> **What you should do**
Say how many lines contain the word "highest". Only the number should be given.

> **Dataset rows**
====================
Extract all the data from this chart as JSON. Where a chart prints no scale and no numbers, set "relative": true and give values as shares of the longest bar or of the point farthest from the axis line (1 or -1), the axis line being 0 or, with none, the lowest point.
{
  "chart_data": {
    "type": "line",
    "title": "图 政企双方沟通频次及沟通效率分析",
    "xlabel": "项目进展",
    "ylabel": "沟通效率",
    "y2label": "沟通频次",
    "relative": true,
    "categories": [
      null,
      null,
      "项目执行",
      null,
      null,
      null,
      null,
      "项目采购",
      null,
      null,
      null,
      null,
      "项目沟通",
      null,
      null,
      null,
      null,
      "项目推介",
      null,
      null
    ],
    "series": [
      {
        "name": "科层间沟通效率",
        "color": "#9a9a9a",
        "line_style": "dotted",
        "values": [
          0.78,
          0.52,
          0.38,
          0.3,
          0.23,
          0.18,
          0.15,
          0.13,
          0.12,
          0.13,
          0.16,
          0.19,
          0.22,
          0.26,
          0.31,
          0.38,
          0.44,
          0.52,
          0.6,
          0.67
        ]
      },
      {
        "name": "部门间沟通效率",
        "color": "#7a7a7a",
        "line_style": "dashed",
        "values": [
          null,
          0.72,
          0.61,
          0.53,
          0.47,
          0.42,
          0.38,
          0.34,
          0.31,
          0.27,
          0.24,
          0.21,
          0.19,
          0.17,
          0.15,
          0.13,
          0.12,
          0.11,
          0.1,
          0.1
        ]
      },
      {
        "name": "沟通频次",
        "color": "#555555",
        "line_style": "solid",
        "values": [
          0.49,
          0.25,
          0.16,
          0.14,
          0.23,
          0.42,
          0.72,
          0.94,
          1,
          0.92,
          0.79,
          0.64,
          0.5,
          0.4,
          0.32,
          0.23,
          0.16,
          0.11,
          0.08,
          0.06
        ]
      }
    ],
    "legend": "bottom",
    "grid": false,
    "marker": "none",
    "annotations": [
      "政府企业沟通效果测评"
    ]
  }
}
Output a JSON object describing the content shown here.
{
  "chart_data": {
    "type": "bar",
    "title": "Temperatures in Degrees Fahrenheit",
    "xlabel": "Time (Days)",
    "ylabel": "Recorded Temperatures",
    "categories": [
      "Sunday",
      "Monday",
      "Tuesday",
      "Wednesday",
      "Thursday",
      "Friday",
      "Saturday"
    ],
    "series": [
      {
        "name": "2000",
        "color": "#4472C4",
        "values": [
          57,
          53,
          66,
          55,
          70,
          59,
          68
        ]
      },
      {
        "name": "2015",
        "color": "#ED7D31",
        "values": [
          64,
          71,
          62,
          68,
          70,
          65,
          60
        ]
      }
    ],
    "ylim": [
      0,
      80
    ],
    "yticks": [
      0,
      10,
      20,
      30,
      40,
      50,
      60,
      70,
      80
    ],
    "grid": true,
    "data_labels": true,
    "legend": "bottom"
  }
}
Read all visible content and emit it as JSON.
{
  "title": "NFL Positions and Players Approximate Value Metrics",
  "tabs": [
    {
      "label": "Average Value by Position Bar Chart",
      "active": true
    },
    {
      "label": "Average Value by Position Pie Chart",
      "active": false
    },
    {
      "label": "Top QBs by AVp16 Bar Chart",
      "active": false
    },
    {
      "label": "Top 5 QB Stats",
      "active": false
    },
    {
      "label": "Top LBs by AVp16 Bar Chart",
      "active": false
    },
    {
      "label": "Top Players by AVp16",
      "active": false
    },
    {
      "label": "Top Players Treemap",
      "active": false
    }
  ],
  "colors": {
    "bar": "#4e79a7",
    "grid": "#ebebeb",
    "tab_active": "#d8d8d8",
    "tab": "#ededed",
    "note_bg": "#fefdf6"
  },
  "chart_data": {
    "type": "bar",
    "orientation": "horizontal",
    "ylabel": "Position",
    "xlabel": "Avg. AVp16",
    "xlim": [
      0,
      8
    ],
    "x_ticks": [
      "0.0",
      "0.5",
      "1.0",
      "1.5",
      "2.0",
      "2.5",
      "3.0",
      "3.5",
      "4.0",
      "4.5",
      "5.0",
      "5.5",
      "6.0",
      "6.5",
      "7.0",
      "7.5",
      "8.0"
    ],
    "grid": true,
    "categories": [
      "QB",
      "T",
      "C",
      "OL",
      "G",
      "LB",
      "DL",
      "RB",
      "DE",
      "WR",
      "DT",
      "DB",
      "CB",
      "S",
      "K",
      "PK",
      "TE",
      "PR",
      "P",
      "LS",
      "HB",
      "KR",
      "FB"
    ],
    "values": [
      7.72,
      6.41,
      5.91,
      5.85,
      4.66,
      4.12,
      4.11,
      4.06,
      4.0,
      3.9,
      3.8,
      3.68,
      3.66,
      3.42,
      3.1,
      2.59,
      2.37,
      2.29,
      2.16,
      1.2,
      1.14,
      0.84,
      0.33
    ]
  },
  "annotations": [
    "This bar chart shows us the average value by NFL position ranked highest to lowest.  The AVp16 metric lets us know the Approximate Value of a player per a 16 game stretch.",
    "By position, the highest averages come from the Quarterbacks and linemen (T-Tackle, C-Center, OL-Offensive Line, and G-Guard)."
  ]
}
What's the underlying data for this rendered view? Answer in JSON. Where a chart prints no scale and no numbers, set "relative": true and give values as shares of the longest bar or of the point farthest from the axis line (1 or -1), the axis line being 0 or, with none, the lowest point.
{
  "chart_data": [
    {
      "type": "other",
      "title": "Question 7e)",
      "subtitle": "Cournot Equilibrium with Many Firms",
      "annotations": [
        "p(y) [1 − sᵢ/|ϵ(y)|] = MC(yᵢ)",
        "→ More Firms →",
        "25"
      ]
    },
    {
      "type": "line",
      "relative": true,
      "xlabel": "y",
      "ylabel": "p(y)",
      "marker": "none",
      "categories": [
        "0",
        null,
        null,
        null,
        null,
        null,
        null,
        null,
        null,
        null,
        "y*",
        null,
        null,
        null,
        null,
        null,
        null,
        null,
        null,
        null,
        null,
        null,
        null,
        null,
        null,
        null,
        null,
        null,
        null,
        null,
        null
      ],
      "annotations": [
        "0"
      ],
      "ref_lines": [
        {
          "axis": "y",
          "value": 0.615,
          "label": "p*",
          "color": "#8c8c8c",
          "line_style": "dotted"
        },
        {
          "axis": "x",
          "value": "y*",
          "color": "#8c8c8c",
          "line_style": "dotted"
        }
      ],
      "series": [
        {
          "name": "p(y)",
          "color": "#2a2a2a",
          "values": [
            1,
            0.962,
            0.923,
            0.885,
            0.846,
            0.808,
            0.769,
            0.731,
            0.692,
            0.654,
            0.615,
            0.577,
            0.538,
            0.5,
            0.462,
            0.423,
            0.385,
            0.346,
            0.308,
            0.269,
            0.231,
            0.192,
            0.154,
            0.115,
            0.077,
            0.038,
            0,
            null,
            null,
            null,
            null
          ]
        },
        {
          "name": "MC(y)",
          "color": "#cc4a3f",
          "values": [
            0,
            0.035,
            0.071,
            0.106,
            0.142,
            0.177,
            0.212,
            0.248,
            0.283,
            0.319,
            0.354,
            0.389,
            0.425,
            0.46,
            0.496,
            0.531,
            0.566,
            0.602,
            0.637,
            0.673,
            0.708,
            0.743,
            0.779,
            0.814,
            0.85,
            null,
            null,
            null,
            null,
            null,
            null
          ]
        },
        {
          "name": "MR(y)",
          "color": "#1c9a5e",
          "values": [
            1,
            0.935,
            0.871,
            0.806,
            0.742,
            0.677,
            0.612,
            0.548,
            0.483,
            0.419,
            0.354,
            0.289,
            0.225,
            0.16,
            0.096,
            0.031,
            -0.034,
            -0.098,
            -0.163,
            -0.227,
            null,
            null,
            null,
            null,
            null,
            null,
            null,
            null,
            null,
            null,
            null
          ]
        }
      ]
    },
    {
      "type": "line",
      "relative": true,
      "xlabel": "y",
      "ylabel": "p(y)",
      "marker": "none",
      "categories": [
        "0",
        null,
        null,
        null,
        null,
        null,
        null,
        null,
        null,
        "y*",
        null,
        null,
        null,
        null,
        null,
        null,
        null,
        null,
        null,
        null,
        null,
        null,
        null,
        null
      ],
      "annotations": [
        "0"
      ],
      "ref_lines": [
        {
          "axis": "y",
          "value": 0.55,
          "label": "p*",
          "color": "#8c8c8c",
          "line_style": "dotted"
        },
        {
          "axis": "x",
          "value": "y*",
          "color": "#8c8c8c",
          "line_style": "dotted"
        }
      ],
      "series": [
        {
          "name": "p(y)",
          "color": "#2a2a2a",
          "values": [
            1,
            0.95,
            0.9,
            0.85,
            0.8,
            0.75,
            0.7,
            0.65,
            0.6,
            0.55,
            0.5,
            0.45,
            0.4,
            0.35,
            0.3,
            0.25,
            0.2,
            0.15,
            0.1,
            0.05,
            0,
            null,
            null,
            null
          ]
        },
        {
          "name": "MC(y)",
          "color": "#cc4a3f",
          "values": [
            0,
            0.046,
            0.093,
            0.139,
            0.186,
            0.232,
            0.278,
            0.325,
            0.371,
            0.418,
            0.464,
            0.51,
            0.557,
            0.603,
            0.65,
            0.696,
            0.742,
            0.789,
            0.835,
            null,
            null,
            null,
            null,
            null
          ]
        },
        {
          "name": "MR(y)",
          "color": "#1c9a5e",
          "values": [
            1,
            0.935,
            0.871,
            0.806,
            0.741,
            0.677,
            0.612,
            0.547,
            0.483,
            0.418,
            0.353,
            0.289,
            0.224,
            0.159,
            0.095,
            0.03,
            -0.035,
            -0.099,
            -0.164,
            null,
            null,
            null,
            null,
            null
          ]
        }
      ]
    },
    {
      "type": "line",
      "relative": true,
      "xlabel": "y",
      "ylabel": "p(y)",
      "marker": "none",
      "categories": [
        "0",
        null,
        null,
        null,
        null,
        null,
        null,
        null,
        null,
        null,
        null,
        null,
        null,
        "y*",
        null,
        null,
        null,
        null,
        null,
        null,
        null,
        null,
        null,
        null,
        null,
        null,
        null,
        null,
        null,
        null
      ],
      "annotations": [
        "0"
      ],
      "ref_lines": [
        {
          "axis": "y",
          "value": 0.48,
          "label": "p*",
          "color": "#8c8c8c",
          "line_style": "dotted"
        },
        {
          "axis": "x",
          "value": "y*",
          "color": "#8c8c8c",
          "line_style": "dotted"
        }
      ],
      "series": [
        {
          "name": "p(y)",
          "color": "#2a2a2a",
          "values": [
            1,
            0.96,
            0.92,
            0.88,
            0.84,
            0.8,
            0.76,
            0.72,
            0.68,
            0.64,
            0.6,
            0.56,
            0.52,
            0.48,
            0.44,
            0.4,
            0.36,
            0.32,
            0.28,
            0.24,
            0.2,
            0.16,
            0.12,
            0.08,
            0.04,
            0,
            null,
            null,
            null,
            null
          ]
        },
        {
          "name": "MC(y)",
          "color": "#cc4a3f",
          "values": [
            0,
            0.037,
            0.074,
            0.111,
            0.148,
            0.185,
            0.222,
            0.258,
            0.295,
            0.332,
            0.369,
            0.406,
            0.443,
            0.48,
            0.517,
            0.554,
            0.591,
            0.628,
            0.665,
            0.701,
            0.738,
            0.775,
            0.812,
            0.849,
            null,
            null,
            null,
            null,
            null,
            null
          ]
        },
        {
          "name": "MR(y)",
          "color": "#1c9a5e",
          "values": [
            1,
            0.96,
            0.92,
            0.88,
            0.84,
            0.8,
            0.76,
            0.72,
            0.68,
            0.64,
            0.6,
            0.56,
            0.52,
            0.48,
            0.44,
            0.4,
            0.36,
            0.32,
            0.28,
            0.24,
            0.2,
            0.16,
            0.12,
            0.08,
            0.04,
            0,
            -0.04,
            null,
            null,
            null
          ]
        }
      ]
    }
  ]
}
====================
> **Task solution**
2